EXERCISE REQUIREMENTS:
Search the records below for the word "trophées" and show every line where it occurs.

[Data records]
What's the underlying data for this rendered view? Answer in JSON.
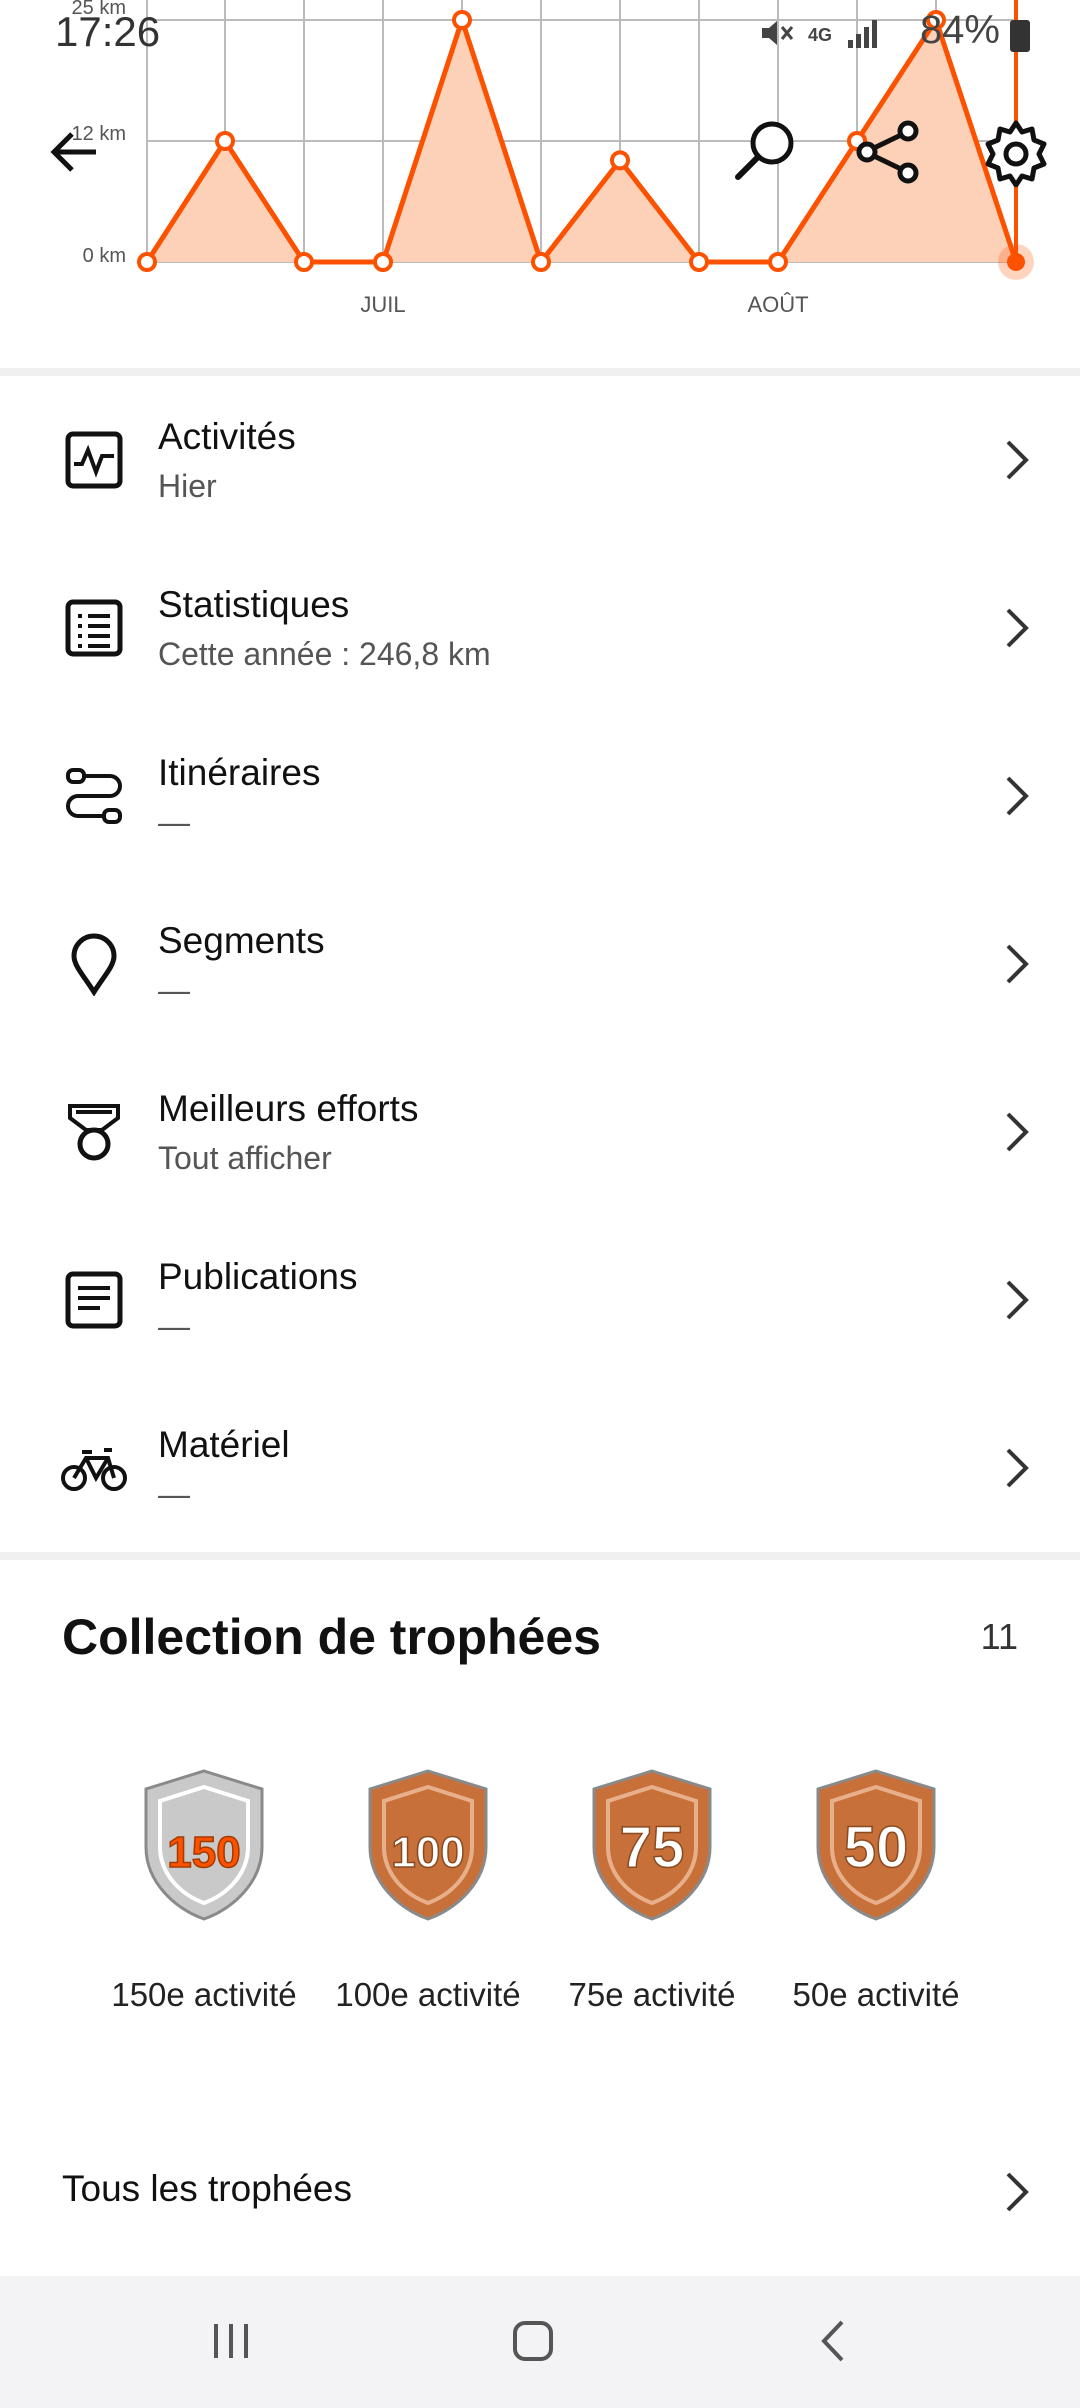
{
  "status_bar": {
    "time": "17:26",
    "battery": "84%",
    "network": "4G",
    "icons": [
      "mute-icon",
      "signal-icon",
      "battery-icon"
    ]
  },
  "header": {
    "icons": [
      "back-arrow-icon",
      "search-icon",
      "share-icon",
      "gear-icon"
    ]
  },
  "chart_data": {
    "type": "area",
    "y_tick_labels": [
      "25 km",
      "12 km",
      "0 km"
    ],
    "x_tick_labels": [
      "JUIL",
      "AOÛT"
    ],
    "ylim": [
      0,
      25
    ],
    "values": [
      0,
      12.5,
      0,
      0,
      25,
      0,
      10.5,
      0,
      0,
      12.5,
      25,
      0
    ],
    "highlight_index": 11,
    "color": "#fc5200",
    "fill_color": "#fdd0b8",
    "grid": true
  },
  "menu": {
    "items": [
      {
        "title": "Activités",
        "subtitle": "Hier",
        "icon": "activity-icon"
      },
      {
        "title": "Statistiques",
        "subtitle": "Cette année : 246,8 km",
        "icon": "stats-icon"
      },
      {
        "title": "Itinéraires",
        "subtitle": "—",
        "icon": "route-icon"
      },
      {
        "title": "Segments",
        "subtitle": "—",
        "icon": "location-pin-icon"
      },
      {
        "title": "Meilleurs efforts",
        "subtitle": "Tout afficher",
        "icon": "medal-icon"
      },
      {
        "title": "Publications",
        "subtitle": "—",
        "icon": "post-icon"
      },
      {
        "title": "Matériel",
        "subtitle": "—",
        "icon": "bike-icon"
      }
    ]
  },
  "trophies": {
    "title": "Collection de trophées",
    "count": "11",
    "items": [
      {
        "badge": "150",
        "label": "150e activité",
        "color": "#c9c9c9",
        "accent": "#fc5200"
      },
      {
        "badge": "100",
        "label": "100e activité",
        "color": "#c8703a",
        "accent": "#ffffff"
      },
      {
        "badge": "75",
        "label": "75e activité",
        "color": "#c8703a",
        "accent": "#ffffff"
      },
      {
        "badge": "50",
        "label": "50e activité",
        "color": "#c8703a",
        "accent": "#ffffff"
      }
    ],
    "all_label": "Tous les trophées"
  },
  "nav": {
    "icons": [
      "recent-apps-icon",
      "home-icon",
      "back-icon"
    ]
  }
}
==
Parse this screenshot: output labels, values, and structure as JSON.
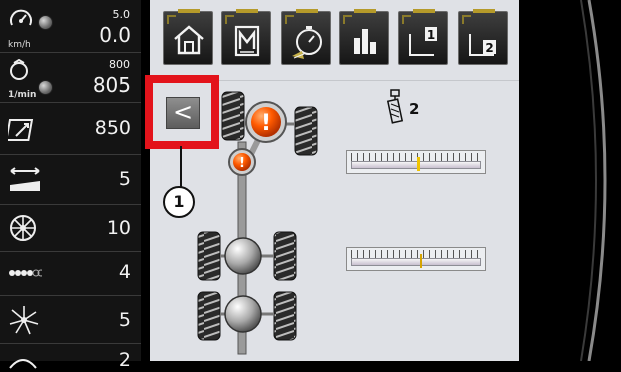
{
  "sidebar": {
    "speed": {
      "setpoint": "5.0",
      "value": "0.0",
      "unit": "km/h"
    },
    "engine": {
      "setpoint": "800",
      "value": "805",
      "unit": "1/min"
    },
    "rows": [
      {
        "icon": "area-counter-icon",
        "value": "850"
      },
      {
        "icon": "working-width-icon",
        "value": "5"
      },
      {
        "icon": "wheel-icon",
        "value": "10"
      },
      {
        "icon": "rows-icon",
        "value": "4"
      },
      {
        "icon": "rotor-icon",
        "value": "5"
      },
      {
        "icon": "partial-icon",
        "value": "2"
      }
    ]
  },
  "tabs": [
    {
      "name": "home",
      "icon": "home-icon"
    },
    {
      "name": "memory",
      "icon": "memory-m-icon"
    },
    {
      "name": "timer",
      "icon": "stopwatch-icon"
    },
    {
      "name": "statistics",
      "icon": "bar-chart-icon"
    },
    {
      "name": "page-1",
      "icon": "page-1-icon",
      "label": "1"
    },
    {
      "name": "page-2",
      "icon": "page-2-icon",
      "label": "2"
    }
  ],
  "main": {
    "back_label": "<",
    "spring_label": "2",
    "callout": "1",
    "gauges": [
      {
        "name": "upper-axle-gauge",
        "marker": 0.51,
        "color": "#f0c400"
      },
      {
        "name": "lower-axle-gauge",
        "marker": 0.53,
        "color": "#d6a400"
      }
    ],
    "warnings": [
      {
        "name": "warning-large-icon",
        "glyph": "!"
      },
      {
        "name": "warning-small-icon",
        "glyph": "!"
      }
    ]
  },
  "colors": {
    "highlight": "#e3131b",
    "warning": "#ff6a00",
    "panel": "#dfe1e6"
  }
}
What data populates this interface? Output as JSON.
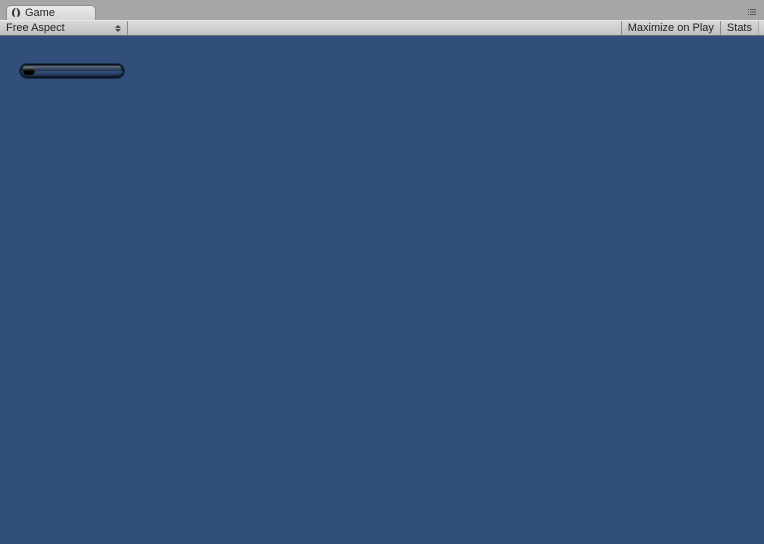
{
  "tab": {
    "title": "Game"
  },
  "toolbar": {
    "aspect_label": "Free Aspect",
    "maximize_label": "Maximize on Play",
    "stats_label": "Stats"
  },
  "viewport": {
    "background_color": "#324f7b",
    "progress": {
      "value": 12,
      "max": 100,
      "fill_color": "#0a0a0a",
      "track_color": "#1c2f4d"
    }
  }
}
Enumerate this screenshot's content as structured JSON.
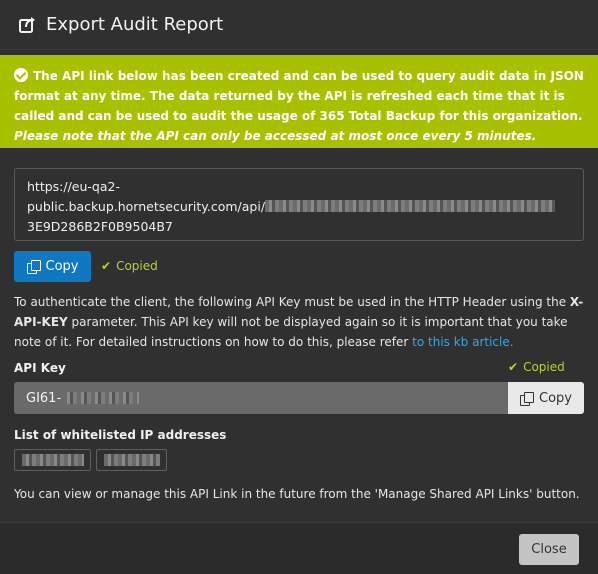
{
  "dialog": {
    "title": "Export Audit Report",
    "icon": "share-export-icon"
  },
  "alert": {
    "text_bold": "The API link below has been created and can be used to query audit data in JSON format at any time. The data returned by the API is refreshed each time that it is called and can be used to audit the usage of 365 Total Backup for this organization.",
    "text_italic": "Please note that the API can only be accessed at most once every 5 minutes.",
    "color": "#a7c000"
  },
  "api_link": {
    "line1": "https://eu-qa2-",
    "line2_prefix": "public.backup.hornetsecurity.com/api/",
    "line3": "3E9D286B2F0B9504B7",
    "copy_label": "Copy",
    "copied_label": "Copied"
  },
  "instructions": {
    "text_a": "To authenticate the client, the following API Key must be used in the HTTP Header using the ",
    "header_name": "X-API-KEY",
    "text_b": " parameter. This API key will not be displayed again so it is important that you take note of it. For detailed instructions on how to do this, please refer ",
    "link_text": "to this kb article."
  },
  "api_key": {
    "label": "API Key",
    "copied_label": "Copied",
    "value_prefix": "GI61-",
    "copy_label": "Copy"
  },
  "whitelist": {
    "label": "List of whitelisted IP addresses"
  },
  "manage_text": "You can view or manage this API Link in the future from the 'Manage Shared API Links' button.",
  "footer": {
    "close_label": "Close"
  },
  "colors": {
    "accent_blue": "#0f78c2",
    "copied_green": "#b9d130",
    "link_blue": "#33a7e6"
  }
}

CORRECT RESULT:
    "title": "Collection de trophées",
    "all_label": "Tous les trophées"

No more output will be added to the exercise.